WHAT TO WORK ON:
Single out the lines of the material that contain "name" and copy them.

LISTED RECORDS:
_____

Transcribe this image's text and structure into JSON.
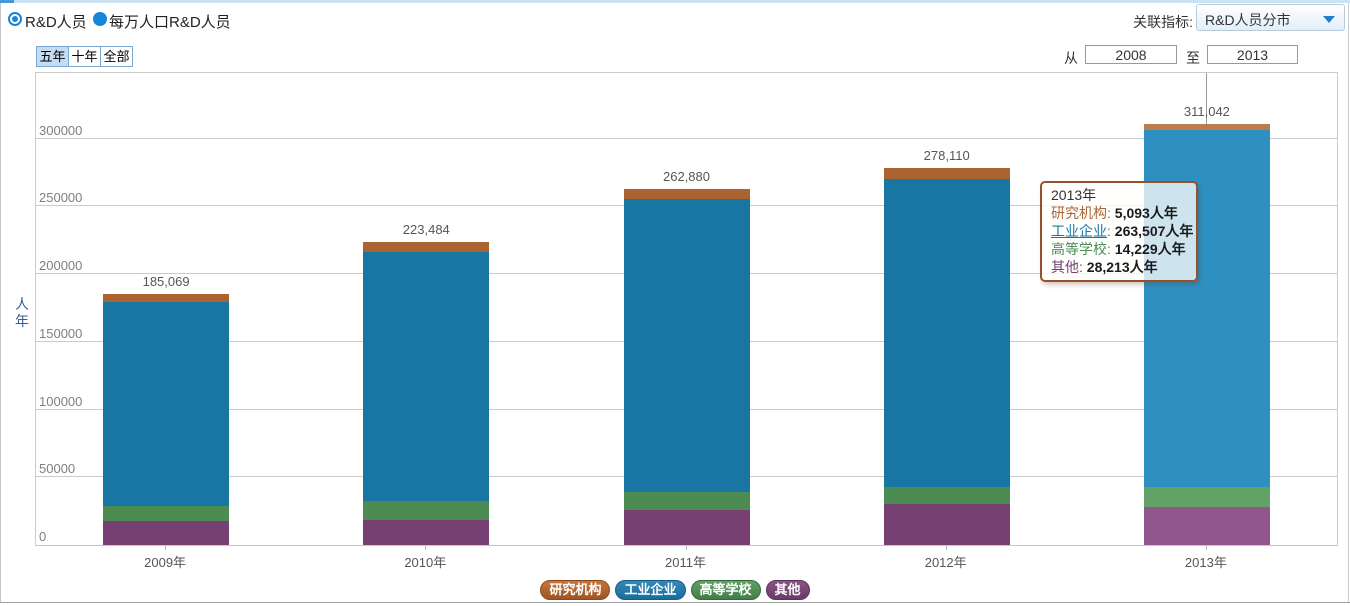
{
  "header": {
    "radios": [
      {
        "label": "R&D人员",
        "selected": true
      },
      {
        "label": "每万人口R&D人员",
        "selected": false
      }
    ],
    "related_label": "关联指标:",
    "related_value": "R&D人员分市",
    "period_buttons": [
      {
        "label": "五年",
        "active": true
      },
      {
        "label": "十年",
        "active": false
      },
      {
        "label": "全部",
        "active": false
      }
    ],
    "range": {
      "from_label": "从",
      "from_value": "2008",
      "to_label": "至",
      "to_value": "2013"
    }
  },
  "chart_data": {
    "type": "bar",
    "stacked": true,
    "ylabel": "人年",
    "categories": [
      "2009年",
      "2010年",
      "2011年",
      "2012年",
      "2013年"
    ],
    "totals_text": [
      "185,069",
      "223,484",
      "262,880",
      "278,110",
      "311,042"
    ],
    "totals": [
      185069,
      223484,
      262880,
      278110,
      311042
    ],
    "yticks": [
      0,
      50000,
      100000,
      150000,
      200000,
      250000,
      300000
    ],
    "ylim": [
      0,
      348000
    ],
    "grid": true,
    "highlighted_category": "2013年",
    "series": [
      {
        "name": "其他",
        "color": "#764172",
        "hover_color": "#91578d",
        "values": [
          17500,
          18784,
          26180,
          29910,
          28213
        ]
      },
      {
        "name": "高等学校",
        "color": "#4c8b52",
        "hover_color": "#62a267",
        "values": [
          11300,
          13500,
          13100,
          12800,
          14229
        ]
      },
      {
        "name": "工业企业",
        "color": "#1976a3",
        "hover_color": "#2e90c1",
        "values": [
          150369,
          183800,
          216200,
          227300,
          263507
        ]
      },
      {
        "name": "研究机构",
        "color": "#ab6332",
        "hover_color": "#c07b4a",
        "values": [
          5900,
          7400,
          7400,
          8100,
          5093
        ]
      }
    ]
  },
  "tooltip": {
    "title": "2013年",
    "rows": [
      {
        "label": "研究机构",
        "value": "5,093",
        "suffix": "人年",
        "color": "#ab6332",
        "underline": false
      },
      {
        "label": "工业企业",
        "value": "263,507",
        "suffix": "人年",
        "color": "#1976a3",
        "underline": true
      },
      {
        "label": "高等学校",
        "value": "14,229",
        "suffix": "人年",
        "color": "#4c8b52",
        "underline": false
      },
      {
        "label": "其他",
        "value": "28,213",
        "suffix": "人年",
        "color": "#764172",
        "underline": false
      }
    ]
  },
  "legend": [
    {
      "label": "研究机构",
      "top": "#c5763a",
      "bottom": "#9e5524",
      "border": "#8a4a1f"
    },
    {
      "label": "工业企业",
      "top": "#3388b8",
      "bottom": "#1a6e9c",
      "border": "#165e86"
    },
    {
      "label": "高等学校",
      "top": "#5ea264",
      "bottom": "#417e47",
      "border": "#38683d"
    },
    {
      "label": "其他",
      "top": "#8a5385",
      "bottom": "#693c66",
      "border": "#5a3358"
    }
  ]
}
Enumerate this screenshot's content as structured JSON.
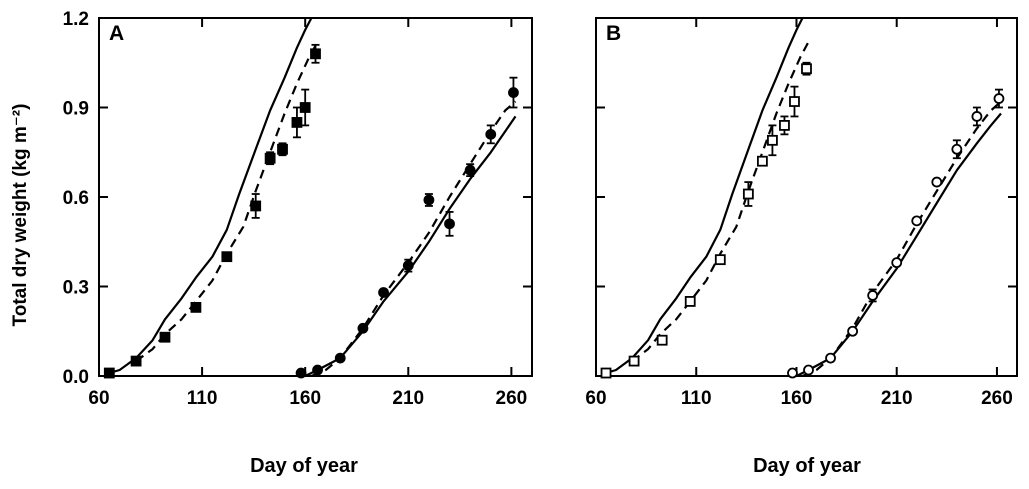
{
  "ylabel": "Total dry weight (kg m⁻²)",
  "chart_data": [
    {
      "panel": "A",
      "type": "scatter",
      "xlabel": "Day of year",
      "xlim": [
        60,
        270
      ],
      "ylim": [
        0,
        1.2
      ],
      "xticks": [
        "60",
        "110",
        "160",
        "210",
        "260"
      ],
      "yticks": [
        "0.0",
        "0.3",
        "0.6",
        "0.9",
        "1.2"
      ],
      "marker": "filled",
      "observed": [
        {
          "group": "early",
          "marker": "square",
          "points": [
            {
              "x": 65,
              "y": 0.01,
              "err": 0
            },
            {
              "x": 78,
              "y": 0.05,
              "err": 0
            },
            {
              "x": 92,
              "y": 0.13,
              "err": 0
            },
            {
              "x": 107,
              "y": 0.23,
              "err": 0.01
            },
            {
              "x": 122,
              "y": 0.4,
              "err": 0.01
            },
            {
              "x": 136,
              "y": 0.57,
              "err": 0.04
            },
            {
              "x": 143,
              "y": 0.73,
              "err": 0.02
            },
            {
              "x": 149,
              "y": 0.76,
              "err": 0.02
            },
            {
              "x": 156,
              "y": 0.85,
              "err": 0.05
            },
            {
              "x": 160,
              "y": 0.9,
              "err": 0.06
            },
            {
              "x": 165,
              "y": 1.08,
              "err": 0.03
            }
          ]
        },
        {
          "group": "late",
          "marker": "circle",
          "points": [
            {
              "x": 158,
              "y": 0.01,
              "err": 0
            },
            {
              "x": 166,
              "y": 0.02,
              "err": 0
            },
            {
              "x": 177,
              "y": 0.06,
              "err": 0
            },
            {
              "x": 188,
              "y": 0.16,
              "err": 0
            },
            {
              "x": 198,
              "y": 0.28,
              "err": 0
            },
            {
              "x": 210,
              "y": 0.37,
              "err": 0.02
            },
            {
              "x": 220,
              "y": 0.59,
              "err": 0.02
            },
            {
              "x": 230,
              "y": 0.51,
              "err": 0.04
            },
            {
              "x": 240,
              "y": 0.69,
              "err": 0.02
            },
            {
              "x": 250,
              "y": 0.81,
              "err": 0.03
            },
            {
              "x": 261,
              "y": 0.95,
              "err": 0.05
            }
          ]
        }
      ],
      "simulated": [
        {
          "group": "early",
          "style": "solid",
          "x": [
            65,
            70,
            78,
            86,
            92,
            100,
            107,
            115,
            122,
            128,
            136,
            143,
            150,
            156,
            160,
            163
          ],
          "y": [
            0.01,
            0.02,
            0.06,
            0.12,
            0.19,
            0.26,
            0.33,
            0.4,
            0.49,
            0.61,
            0.76,
            0.89,
            1.0,
            1.1,
            1.16,
            1.2
          ]
        },
        {
          "group": "early",
          "style": "dashed",
          "x": [
            78,
            86,
            92,
            100,
            107,
            115,
            122,
            130,
            136,
            143,
            150,
            156,
            162,
            166
          ],
          "y": [
            0.05,
            0.09,
            0.14,
            0.19,
            0.25,
            0.32,
            0.41,
            0.5,
            0.62,
            0.75,
            0.88,
            0.98,
            1.07,
            1.12
          ]
        },
        {
          "group": "late",
          "style": "solid",
          "x": [
            160,
            166,
            177,
            188,
            198,
            210,
            220,
            230,
            240,
            250,
            257,
            262
          ],
          "y": [
            0.0,
            0.02,
            0.06,
            0.15,
            0.25,
            0.35,
            0.45,
            0.56,
            0.66,
            0.75,
            0.82,
            0.87
          ]
        },
        {
          "group": "late",
          "style": "dashed",
          "x": [
            163,
            170,
            177,
            188,
            198,
            210,
            220,
            230,
            240,
            250,
            257,
            262
          ],
          "y": [
            0.0,
            0.02,
            0.06,
            0.16,
            0.27,
            0.38,
            0.48,
            0.6,
            0.71,
            0.82,
            0.89,
            0.92
          ]
        }
      ]
    },
    {
      "panel": "B",
      "type": "scatter",
      "xlabel": "Day of year",
      "xlim": [
        60,
        270
      ],
      "ylim": [
        0,
        1.2
      ],
      "xticks": [
        "60",
        "110",
        "160",
        "210",
        "260"
      ],
      "yticks": [],
      "marker": "open",
      "observed": [
        {
          "group": "early",
          "marker": "square",
          "points": [
            {
              "x": 65,
              "y": 0.01,
              "err": 0
            },
            {
              "x": 79,
              "y": 0.05,
              "err": 0
            },
            {
              "x": 93,
              "y": 0.12,
              "err": 0
            },
            {
              "x": 107,
              "y": 0.25,
              "err": 0.01
            },
            {
              "x": 122,
              "y": 0.39,
              "err": 0.01
            },
            {
              "x": 136,
              "y": 0.61,
              "err": 0.04
            },
            {
              "x": 143,
              "y": 0.72,
              "err": 0
            },
            {
              "x": 148,
              "y": 0.79,
              "err": 0.05
            },
            {
              "x": 154,
              "y": 0.84,
              "err": 0.03
            },
            {
              "x": 159,
              "y": 0.92,
              "err": 0.05
            },
            {
              "x": 165,
              "y": 1.03,
              "err": 0.02
            }
          ]
        },
        {
          "group": "late",
          "marker": "circle",
          "points": [
            {
              "x": 158,
              "y": 0.01,
              "err": 0
            },
            {
              "x": 166,
              "y": 0.02,
              "err": 0
            },
            {
              "x": 177,
              "y": 0.06,
              "err": 0
            },
            {
              "x": 188,
              "y": 0.15,
              "err": 0
            },
            {
              "x": 198,
              "y": 0.27,
              "err": 0.02
            },
            {
              "x": 210,
              "y": 0.38,
              "err": 0
            },
            {
              "x": 220,
              "y": 0.52,
              "err": 0
            },
            {
              "x": 230,
              "y": 0.65,
              "err": 0
            },
            {
              "x": 240,
              "y": 0.76,
              "err": 0.03
            },
            {
              "x": 250,
              "y": 0.87,
              "err": 0.03
            },
            {
              "x": 261,
              "y": 0.93,
              "err": 0.03
            }
          ]
        }
      ],
      "simulated": [
        {
          "group": "early",
          "style": "solid",
          "x": [
            65,
            70,
            78,
            86,
            92,
            100,
            107,
            115,
            122,
            128,
            136,
            143,
            150,
            156,
            160,
            163
          ],
          "y": [
            0.01,
            0.02,
            0.06,
            0.12,
            0.19,
            0.26,
            0.33,
            0.4,
            0.49,
            0.61,
            0.76,
            0.89,
            1.0,
            1.1,
            1.16,
            1.2
          ]
        },
        {
          "group": "early",
          "style": "dashed",
          "x": [
            78,
            86,
            92,
            100,
            107,
            115,
            122,
            130,
            136,
            143,
            150,
            156,
            162,
            166
          ],
          "y": [
            0.05,
            0.09,
            0.14,
            0.19,
            0.25,
            0.32,
            0.41,
            0.5,
            0.62,
            0.75,
            0.88,
            0.98,
            1.07,
            1.12
          ]
        },
        {
          "group": "late",
          "style": "solid",
          "x": [
            160,
            166,
            177,
            188,
            198,
            210,
            220,
            230,
            240,
            250,
            257,
            262
          ],
          "y": [
            0.0,
            0.02,
            0.06,
            0.15,
            0.25,
            0.36,
            0.47,
            0.58,
            0.69,
            0.78,
            0.84,
            0.88
          ]
        },
        {
          "group": "late",
          "style": "dashed",
          "x": [
            163,
            170,
            177,
            188,
            198,
            210,
            220,
            230,
            240,
            250,
            257,
            262
          ],
          "y": [
            0.0,
            0.02,
            0.06,
            0.16,
            0.28,
            0.39,
            0.51,
            0.62,
            0.73,
            0.83,
            0.89,
            0.92
          ]
        }
      ]
    }
  ]
}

_____

SOLUTION TO THIS PROBLEM:
        "name": "其他",
        "name": "高等学校",
        "name": "工业企业",
        "name": "研究机构",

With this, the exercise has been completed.